● DIRECTIONS FOR THIS TASK: Repeat every line of the material, character for character.
=== ITEMS ===
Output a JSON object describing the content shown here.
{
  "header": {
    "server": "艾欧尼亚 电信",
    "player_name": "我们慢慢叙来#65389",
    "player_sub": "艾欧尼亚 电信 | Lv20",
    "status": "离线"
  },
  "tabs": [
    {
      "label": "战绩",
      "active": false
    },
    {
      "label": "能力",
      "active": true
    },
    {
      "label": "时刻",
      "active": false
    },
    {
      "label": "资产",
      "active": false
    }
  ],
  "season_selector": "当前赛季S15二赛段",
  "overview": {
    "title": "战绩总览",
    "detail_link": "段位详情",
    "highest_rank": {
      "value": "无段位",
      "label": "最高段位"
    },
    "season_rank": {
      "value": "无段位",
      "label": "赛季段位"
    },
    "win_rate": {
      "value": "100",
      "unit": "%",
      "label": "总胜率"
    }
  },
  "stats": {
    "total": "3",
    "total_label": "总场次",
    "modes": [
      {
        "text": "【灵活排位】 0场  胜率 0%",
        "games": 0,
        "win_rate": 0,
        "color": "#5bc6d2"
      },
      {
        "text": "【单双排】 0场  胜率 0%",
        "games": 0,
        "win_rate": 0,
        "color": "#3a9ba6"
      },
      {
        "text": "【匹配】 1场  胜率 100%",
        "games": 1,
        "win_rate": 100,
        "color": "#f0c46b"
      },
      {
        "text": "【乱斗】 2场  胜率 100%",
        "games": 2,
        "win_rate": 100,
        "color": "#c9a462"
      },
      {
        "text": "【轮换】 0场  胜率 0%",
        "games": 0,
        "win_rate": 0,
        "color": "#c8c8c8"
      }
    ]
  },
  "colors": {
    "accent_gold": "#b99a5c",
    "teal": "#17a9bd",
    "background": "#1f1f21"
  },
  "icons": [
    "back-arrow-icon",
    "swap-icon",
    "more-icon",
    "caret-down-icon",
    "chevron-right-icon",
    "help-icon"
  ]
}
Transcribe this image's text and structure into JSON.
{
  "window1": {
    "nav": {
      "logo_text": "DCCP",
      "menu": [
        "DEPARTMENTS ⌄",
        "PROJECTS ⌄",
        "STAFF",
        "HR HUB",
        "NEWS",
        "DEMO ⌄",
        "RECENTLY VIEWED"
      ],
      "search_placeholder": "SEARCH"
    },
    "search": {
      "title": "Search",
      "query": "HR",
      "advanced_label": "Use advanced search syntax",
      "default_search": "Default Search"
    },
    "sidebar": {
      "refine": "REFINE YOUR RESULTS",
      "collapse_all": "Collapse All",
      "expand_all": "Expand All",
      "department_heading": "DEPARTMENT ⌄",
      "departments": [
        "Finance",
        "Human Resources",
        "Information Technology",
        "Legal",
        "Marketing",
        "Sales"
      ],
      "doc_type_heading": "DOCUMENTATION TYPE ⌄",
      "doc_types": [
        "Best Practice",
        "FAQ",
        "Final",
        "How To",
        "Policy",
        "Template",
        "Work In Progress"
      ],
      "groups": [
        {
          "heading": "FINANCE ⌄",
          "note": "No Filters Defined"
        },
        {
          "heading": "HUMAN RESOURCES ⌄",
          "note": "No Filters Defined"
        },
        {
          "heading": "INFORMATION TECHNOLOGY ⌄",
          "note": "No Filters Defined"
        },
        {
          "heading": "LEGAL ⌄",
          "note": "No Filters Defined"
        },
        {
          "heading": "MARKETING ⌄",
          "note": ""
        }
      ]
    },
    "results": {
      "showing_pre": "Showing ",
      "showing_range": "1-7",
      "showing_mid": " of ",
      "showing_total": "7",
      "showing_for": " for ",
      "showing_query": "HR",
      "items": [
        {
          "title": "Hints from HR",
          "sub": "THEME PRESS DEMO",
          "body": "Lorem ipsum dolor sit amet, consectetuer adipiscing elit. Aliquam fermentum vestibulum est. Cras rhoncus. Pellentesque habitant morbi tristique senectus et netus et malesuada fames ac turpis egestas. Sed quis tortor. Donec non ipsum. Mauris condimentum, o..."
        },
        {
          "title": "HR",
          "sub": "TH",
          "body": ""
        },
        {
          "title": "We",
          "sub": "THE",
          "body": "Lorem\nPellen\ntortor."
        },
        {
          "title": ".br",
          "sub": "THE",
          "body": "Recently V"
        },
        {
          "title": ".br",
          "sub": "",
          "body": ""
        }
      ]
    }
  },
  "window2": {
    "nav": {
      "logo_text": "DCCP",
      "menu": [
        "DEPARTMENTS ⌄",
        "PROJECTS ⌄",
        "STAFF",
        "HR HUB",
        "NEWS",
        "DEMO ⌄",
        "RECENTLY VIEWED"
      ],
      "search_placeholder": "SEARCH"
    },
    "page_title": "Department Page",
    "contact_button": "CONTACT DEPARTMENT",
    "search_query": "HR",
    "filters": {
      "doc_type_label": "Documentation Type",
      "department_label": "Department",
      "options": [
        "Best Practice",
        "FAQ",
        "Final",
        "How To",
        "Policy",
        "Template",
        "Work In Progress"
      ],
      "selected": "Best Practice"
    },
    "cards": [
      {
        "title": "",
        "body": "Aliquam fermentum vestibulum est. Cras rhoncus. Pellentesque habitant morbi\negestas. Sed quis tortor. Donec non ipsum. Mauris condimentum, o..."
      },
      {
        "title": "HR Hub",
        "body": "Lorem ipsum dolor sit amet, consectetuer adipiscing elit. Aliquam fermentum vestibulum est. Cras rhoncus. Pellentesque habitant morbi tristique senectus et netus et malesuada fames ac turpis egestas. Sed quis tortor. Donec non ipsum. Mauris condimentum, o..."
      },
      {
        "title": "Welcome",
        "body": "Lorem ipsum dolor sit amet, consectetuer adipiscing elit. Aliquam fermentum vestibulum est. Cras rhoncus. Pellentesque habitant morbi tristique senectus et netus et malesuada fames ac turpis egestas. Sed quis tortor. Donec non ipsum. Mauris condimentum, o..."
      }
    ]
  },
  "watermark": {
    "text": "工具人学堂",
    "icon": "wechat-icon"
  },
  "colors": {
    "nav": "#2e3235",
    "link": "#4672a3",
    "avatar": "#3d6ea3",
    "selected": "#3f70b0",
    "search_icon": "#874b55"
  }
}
===
● IN RESPONSE:
Output a JSON object describing the content shown here.
{
  "header": {
    "server": "艾欧尼亚 电信",
    "player_name": "我们慢慢叙来#65389",
    "player_sub": "艾欧尼亚 电信 | Lv20",
    "status": "离线"
  },
  "tabs": [
    {
      "label": "战绩",
      "active": false
    },
    {
      "label": "能力",
      "active": true
    },
    {
      "label": "时刻",
      "active": false
    },
    {
      "label": "资产",
      "active": false
    }
  ],
  "season_selector": "当前赛季S15二赛段",
  "overview": {
    "title": "战绩总览",
    "detail_link": "段位详情",
    "highest_rank": {
      "value": "无段位",
      "label": "最高段位"
    },
    "season_rank": {
      "value": "无段位",
      "label": "赛季段位"
    },
    "win_rate": {
      "value": "100",
      "unit": "%",
      "label": "总胜率"
    }
  },
  "stats": {
    "total": "3",
    "total_label": "总场次",
    "modes": [
      {
        "text": "【灵活排位】 0场  胜率 0%",
        "games": 0,
        "win_rate": 0,
        "color": "#5bc6d2"
      },
      {
        "text": "【单双排】 0场  胜率 0%",
        "games": 0,
        "win_rate": 0,
        "color": "#3a9ba6"
      },
      {
        "text": "【匹配】 1场  胜率 100%",
        "games": 1,
        "win_rate": 100,
        "color": "#f0c46b"
      },
      {
        "text": "【乱斗】 2场  胜率 100%",
        "games": 2,
        "win_rate": 100,
        "color": "#c9a462"
      },
      {
        "text": "【轮换】 0场  胜率 0%",
        "games": 0,
        "win_rate": 0,
        "color": "#c8c8c8"
      }
    ]
  },
  "colors": {
    "accent_gold": "#b99a5c",
    "teal": "#17a9bd",
    "background": "#1f1f21"
  },
  "icons": [
    "back-arrow-icon",
    "swap-icon",
    "more-icon",
    "caret-down-icon",
    "chevron-right-icon",
    "help-icon"
  ]
}
Transcribe this image's text and structure into JSON.
{
  "window1": {
    "nav": {
      "logo_text": "DCCP",
      "menu": [
        "DEPARTMENTS ⌄",
        "PROJECTS ⌄",
        "STAFF",
        "HR HUB",
        "NEWS",
        "DEMO ⌄",
        "RECENTLY VIEWED"
      ],
      "search_placeholder": "SEARCH"
    },
    "search": {
      "title": "Search",
      "query": "HR",
      "advanced_label": "Use advanced search syntax",
      "default_search": "Default Search"
    },
    "sidebar": {
      "refine": "REFINE YOUR RESULTS",
      "collapse_all": "Collapse All",
      "expand_all": "Expand All",
      "department_heading": "DEPARTMENT ⌄",
      "departments": [
        "Finance",
        "Human Resources",
        "Information Technology",
        "Legal",
        "Marketing",
        "Sales"
      ],
      "doc_type_heading": "DOCUMENTATION TYPE ⌄",
      "doc_types": [
        "Best Practice",
        "FAQ",
        "Final",
        "How To",
        "Policy",
        "Template",
        "Work In Progress"
      ],
      "groups": [
        {
          "heading": "FINANCE ⌄",
          "note": "No Filters Defined"
        },
        {
          "heading": "HUMAN RESOURCES ⌄",
          "note": "No Filters Defined"
        },
        {
          "heading": "INFORMATION TECHNOLOGY ⌄",
          "note": "No Filters Defined"
        },
        {
          "heading": "LEGAL ⌄",
          "note": "No Filters Defined"
        },
        {
          "heading": "MARKETING ⌄",
          "note": ""
        }
      ]
    },
    "results": {
      "showing_pre": "Showing ",
      "showing_range": "1-7",
      "showing_mid": " of ",
      "showing_total": "7",
      "showing_for": " for ",
      "showing_query": "HR",
      "items": [
        {
          "title": "Hints from HR",
          "sub": "THEME PRESS DEMO",
          "body": "Lorem ipsum dolor sit amet, consectetuer adipiscing elit. Aliquam fermentum vestibulum est. Cras rhoncus. Pellentesque habitant morbi tristique senectus et netus et malesuada fames ac turpis egestas. Sed quis tortor. Donec non ipsum. Mauris condimentum, o..."
        },
        {
          "title": "HR",
          "sub": "TH",
          "body": ""
        },
        {
          "title": "We",
          "sub": "THE",
          "body": "Lorem\nPellen\ntortor."
        },
        {
          "title": ".br",
          "sub": "THE",
          "body": "Recently V"
        },
        {
          "title": ".br",
          "sub": "",
          "body": ""
        }
      ]
    }
  },
  "window2": {
    "nav": {
      "logo_text": "DCCP",
      "menu": [
        "DEPARTMENTS ⌄",
        "PROJECTS ⌄",
        "STAFF",
        "HR HUB",
        "NEWS",
        "DEMO ⌄",
        "RECENTLY VIEWED"
      ],
      "search_placeholder": "SEARCH"
    },
    "page_title": "Department Page",
    "contact_button": "CONTACT DEPARTMENT",
    "search_query": "HR",
    "filters": {
      "doc_type_label": "Documentation Type",
      "department_label": "Department",
      "options": [
        "Best Practice",
        "FAQ",
        "Final",
        "How To",
        "Policy",
        "Template",
        "Work In Progress"
      ],
      "selected": "Best Practice"
    },
    "cards": [
      {
        "title": "",
        "body": "Aliquam fermentum vestibulum est. Cras rhoncus. Pellentesque habitant morbi\negestas. Sed quis tortor. Donec non ipsum. Mauris condimentum, o..."
      },
      {
        "title": "HR Hub",
        "body": "Lorem ipsum dolor sit amet, consectetuer adipiscing elit. Aliquam fermentum vestibulum est. Cras rhoncus. Pellentesque habitant morbi tristique senectus et netus et malesuada fames ac turpis egestas. Sed quis tortor. Donec non ipsum. Mauris condimentum, o..."
      },
      {
        "title": "Welcome",
        "body": "Lorem ipsum dolor sit amet, consectetuer adipiscing elit. Aliquam fermentum vestibulum est. Cras rhoncus. Pellentesque habitant morbi tristique senectus et netus et malesuada fames ac turpis egestas. Sed quis tortor. Donec non ipsum. Mauris condimentum, o..."
      }
    ]
  },
  "watermark": {
    "text": "工具人学堂",
    "icon": "wechat-icon"
  },
  "colors": {
    "nav": "#2e3235",
    "link": "#4672a3",
    "avatar": "#3d6ea3",
    "selected": "#3f70b0",
    "search_icon": "#874b55"
  }
}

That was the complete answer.